Текст для чтения:
- - - - - - -

Кроме этого важного для Гердера и исследователей его творчества факта, вспоминают, что покинув в 1764 году Кенигсберг, Гердер перебирается в пределы тогдашней Российской империи, в Ригу. Там он становится помощником ректора церковной школы, а в 1765 году становится священником.

Позднее петербургские немцы зазывали Гердера перебраться в СПб, но он отклонил это заманчивое предложение, хотя и Ригу в конце-концов покинул.

В 1769 году Гердер держит путь в Париж. Но и в Париже он ненадолго задержался. Потом он осел в Германии.

В 1770 году Гердер знакомится с Гёте. Именно Гёте помог ему в 1776 году перебраться в Веймар.

Обратимся к его творчеству. Гердер работал много и увлеченно. Его привлекали самые разные сюжеты. Он писал и о происхождении языка, и об античном искусстве, о других самых разных сюжетах и предметах. Главный труд его жизни – «Идеи к философии истории человечества». Первое издание вышло в 1784-91 годах, в 4х томах. Эти 4 тома разделяются на 20 книг.

После первого издания были переиздания. В начале 19 века первая часть появилась в русском переводе. Затем предпринимались и другие попытки перевести Гердера. Но полный перевод появился только в 1977 году. Одной из преград был объем книги, около 600 страниц. Сам текст довольно трудный, причем порой допускается различное толкование.

В предисловии к части 1 своего сочинения Гердер задавался вопросом, обращенным и к читателям, и к себе: Коль скоро обо всем, что есть на свете, трактует особая философия и наука, почему бы не быть такой философии и такой науки, которые трактовали бы то, что прежде всего нас касается, всю историю человечества в целом.

Основная тема книги Гердера – история человечества, философия истории. Так он сам формулирует. Но понимает это крайне широко.

- - - - - - -

Задание:
Продолжите текст о Гердере и его труде «Идеи к философии истории человечества», начав сразу после последнего предложения.

- - - - - - -

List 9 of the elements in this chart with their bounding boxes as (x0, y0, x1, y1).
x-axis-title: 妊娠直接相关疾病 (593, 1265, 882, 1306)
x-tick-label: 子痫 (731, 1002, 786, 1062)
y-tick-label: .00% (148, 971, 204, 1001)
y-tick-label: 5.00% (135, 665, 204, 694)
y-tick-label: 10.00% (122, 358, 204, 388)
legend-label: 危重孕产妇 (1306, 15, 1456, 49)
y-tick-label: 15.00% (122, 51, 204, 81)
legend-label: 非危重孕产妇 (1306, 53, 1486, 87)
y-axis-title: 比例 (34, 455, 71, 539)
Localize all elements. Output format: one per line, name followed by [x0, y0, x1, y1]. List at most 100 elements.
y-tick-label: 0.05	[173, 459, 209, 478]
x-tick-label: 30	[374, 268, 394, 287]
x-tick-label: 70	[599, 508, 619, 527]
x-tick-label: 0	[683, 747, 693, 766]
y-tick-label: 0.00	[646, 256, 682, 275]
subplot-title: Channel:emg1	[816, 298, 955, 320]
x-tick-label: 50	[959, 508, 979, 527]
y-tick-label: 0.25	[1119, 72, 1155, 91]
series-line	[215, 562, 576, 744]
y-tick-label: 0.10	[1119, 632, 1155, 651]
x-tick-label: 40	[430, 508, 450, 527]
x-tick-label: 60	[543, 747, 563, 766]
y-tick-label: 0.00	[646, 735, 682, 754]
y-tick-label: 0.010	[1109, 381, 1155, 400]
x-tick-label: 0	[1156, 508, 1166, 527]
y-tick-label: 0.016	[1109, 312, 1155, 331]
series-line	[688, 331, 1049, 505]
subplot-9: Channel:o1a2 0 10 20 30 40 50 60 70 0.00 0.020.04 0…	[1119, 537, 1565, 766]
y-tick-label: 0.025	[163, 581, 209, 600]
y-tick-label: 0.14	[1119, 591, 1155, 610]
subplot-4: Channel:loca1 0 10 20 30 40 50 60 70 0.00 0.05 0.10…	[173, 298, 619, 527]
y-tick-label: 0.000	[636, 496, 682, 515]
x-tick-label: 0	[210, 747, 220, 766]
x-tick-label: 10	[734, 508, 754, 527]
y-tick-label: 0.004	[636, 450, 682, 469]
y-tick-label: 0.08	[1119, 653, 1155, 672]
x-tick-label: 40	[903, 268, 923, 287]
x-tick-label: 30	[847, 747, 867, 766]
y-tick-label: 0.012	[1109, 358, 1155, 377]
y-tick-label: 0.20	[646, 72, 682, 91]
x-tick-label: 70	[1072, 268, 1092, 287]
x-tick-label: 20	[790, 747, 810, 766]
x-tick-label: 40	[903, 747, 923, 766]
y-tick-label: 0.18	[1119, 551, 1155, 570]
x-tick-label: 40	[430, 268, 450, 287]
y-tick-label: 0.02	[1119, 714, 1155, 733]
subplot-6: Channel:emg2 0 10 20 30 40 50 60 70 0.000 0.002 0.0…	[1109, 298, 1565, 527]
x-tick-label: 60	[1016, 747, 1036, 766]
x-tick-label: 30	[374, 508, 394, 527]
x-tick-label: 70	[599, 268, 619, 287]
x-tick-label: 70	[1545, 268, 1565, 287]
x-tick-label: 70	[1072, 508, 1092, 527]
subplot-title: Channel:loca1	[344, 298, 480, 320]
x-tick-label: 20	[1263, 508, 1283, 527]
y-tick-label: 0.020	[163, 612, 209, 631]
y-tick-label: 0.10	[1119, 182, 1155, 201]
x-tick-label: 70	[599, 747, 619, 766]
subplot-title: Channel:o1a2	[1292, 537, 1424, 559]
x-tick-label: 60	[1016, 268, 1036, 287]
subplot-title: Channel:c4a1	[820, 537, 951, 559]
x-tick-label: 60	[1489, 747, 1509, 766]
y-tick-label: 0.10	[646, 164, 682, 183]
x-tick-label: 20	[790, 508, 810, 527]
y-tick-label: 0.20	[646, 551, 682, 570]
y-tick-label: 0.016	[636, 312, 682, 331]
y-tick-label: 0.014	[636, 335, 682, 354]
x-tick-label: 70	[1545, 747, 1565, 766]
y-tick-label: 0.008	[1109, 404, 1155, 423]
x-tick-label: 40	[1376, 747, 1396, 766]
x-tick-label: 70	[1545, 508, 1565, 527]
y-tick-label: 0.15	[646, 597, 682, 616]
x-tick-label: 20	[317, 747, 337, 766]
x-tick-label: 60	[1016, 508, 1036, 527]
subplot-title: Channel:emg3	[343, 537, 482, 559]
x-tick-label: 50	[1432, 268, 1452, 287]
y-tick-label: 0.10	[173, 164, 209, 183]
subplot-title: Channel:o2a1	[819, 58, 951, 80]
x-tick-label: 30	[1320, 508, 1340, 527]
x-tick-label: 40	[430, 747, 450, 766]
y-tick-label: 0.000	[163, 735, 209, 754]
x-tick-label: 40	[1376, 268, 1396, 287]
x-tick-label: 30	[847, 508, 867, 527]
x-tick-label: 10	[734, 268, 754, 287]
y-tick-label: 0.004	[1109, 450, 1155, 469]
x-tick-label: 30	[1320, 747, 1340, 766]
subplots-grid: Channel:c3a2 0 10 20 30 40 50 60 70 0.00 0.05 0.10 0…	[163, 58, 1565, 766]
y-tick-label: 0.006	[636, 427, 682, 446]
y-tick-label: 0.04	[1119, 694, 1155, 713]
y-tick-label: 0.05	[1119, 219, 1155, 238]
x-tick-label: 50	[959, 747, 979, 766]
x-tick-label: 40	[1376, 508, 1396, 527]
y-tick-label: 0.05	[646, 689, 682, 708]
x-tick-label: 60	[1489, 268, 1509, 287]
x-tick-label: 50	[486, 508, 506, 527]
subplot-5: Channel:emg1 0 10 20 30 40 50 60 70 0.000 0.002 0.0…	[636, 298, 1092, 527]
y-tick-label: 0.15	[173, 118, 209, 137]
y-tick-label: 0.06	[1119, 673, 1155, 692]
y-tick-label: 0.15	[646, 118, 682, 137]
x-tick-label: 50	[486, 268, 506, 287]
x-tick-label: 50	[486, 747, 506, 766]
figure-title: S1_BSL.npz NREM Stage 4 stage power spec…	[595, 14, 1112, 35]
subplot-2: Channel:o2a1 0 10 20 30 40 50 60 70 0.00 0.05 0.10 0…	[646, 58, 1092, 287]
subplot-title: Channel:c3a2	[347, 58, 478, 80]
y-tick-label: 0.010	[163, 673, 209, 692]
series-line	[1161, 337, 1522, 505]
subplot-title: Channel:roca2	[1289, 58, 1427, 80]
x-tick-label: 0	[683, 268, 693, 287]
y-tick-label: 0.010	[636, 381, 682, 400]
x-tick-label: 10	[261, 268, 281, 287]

- - - - - - -

Письменный ответ:
Когда мы говорим о философии истории, здесь у нас возникает ассоциация с французами. Но сам Гердер своих французских коллег не очень-то жаловал. Что касается Вольтера, который изобрел сам этот термин «философия истории», он упомянут у Гердера всего 1 раз, да и то с упреком, в связи с тем, что Вольтер не раз позволял себе богохульствовать. Хотя в великие Гердер записал Монтескье, который упоминается у него дважды.

Но все же те рассуждения о формах государства, которые Гердер нашел у Монтескье, Гердера не удовлетворяли.

Что касается англичан, к ним он относился более благосклонно, даже позволял себе защищать Гиббона от обвинений во враждебности к христианству. Хотя, Гердер предпочитал рассуждать на эти темы от собственного имени.

Гердер, как бы он ни относился к своим предшественникам, все-таки следовал уже проложенному курсу. Так, историю человечества он понимал как продолжение истории природы. Первая часть его книги начинается издалека: Наша земля – одна из звезд. Человек – это центральное существо среди земных существ, среди земных животных. Человек создан для того, чтобы усвоить дух гуманности и религии.

Постепенно от довольно отвлеченных умозрительных рассуждений Гердер подходит к более конкретным вещам, конкретных характеристик культур. В частности он касается и древнего Египта, и Китая, Греции и других стран.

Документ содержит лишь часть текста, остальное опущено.